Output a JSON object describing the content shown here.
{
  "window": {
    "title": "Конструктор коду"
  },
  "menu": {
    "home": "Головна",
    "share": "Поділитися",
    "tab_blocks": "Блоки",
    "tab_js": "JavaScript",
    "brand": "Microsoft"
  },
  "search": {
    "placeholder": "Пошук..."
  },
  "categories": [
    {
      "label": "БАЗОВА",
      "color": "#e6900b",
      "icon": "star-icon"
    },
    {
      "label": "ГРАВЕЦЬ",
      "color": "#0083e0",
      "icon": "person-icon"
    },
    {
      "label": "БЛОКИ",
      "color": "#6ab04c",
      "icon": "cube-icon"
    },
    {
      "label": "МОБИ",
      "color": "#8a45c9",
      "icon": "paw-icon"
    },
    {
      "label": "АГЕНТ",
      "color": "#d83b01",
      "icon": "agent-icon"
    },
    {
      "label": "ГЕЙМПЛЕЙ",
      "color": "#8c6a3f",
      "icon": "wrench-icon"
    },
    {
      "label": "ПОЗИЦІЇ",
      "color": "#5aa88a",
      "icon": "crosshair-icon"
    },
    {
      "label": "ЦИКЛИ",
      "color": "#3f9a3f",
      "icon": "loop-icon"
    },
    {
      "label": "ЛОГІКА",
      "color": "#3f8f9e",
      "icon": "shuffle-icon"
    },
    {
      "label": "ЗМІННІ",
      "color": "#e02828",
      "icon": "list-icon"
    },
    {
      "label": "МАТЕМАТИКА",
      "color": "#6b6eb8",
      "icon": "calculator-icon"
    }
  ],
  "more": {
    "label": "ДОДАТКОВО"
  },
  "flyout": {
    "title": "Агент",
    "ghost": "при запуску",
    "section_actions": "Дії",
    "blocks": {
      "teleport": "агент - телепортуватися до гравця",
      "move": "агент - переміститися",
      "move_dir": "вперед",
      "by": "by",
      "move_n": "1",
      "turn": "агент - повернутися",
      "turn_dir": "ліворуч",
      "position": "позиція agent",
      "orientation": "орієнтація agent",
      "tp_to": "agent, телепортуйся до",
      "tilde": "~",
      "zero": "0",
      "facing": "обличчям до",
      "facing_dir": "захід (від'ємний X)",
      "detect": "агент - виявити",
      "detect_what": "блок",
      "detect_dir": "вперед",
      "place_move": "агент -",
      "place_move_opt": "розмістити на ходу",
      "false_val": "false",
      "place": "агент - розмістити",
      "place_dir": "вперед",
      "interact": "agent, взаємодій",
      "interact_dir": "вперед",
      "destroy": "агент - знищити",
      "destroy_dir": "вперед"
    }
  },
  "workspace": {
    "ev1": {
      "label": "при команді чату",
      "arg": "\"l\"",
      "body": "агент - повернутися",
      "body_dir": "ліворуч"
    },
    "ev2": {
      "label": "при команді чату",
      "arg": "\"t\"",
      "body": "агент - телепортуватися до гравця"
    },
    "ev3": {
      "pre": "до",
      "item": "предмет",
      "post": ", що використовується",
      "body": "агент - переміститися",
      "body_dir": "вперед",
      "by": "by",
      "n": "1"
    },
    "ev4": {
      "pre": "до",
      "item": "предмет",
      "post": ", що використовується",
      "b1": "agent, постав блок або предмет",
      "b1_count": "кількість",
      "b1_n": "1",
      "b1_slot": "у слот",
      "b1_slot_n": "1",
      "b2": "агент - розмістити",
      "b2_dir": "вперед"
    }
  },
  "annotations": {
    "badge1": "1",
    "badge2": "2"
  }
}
_ _ _ _ _
## Directions for this task
The full set of records should be duplicated exactly.

## Complete answer
Output a JSON object describing the content shown here.
{
  "window": {
    "title": "Конструктор коду"
  },
  "menu": {
    "home": "Головна",
    "share": "Поділитися",
    "tab_blocks": "Блоки",
    "tab_js": "JavaScript",
    "brand": "Microsoft"
  },
  "search": {
    "placeholder": "Пошук..."
  },
  "categories": [
    {
      "label": "БАЗОВА",
      "color": "#e6900b",
      "icon": "star-icon"
    },
    {
      "label": "ГРАВЕЦЬ",
      "color": "#0083e0",
      "icon": "person-icon"
    },
    {
      "label": "БЛОКИ",
      "color": "#6ab04c",
      "icon": "cube-icon"
    },
    {
      "label": "МОБИ",
      "color": "#8a45c9",
      "icon": "paw-icon"
    },
    {
      "label": "АГЕНТ",
      "color": "#d83b01",
      "icon": "agent-icon"
    },
    {
      "label": "ГЕЙМПЛЕЙ",
      "color": "#8c6a3f",
      "icon": "wrench-icon"
    },
    {
      "label": "ПОЗИЦІЇ",
      "color": "#5aa88a",
      "icon": "crosshair-icon"
    },
    {
      "label": "ЦИКЛИ",
      "color": "#3f9a3f",
      "icon": "loop-icon"
    },
    {
      "label": "ЛОГІКА",
      "color": "#3f8f9e",
      "icon": "shuffle-icon"
    },
    {
      "label": "ЗМІННІ",
      "color": "#e02828",
      "icon": "list-icon"
    },
    {
      "label": "МАТЕМАТИКА",
      "color": "#6b6eb8",
      "icon": "calculator-icon"
    }
  ],
  "more": {
    "label": "ДОДАТКОВО"
  },
  "flyout": {
    "title": "Агент",
    "ghost": "при запуску",
    "section_actions": "Дії",
    "blocks": {
      "teleport": "агент - телепортуватися до гравця",
      "move": "агент - переміститися",
      "move_dir": "вперед",
      "by": "by",
      "move_n": "1",
      "turn": "агент - повернутися",
      "turn_dir": "ліворуч",
      "position": "позиція agent",
      "orientation": "орієнтація agent",
      "tp_to": "agent, телепортуйся до",
      "tilde": "~",
      "zero": "0",
      "facing": "обличчям до",
      "facing_dir": "захід (від'ємний X)",
      "detect": "агент - виявити",
      "detect_what": "блок",
      "detect_dir": "вперед",
      "place_move": "агент -",
      "place_move_opt": "розмістити на ходу",
      "false_val": "false",
      "place": "агент - розмістити",
      "place_dir": "вперед",
      "interact": "agent, взаємодій",
      "interact_dir": "вперед",
      "destroy": "агент - знищити",
      "destroy_dir": "вперед"
    }
  },
  "workspace": {
    "ev1": {
      "label": "при команді чату",
      "arg": "\"l\"",
      "body": "агент - повернутися",
      "body_dir": "ліворуч"
    },
    "ev2": {
      "label": "при команді чату",
      "arg": "\"t\"",
      "body": "агент - телепортуватися до гравця"
    },
    "ev3": {
      "pre": "до",
      "item": "предмет",
      "post": ", що використовується",
      "body": "агент - переміститися",
      "body_dir": "вперед",
      "by": "by",
      "n": "1"
    },
    "ev4": {
      "pre": "до",
      "item": "предмет",
      "post": ", що використовується",
      "b1": "agent, постав блок або предмет",
      "b1_count": "кількість",
      "b1_n": "1",
      "b1_slot": "у слот",
      "b1_slot_n": "1",
      "b2": "агент - розмістити",
      "b2_dir": "вперед"
    }
  },
  "annotations": {
    "badge1": "1",
    "badge2": "2"
  }
}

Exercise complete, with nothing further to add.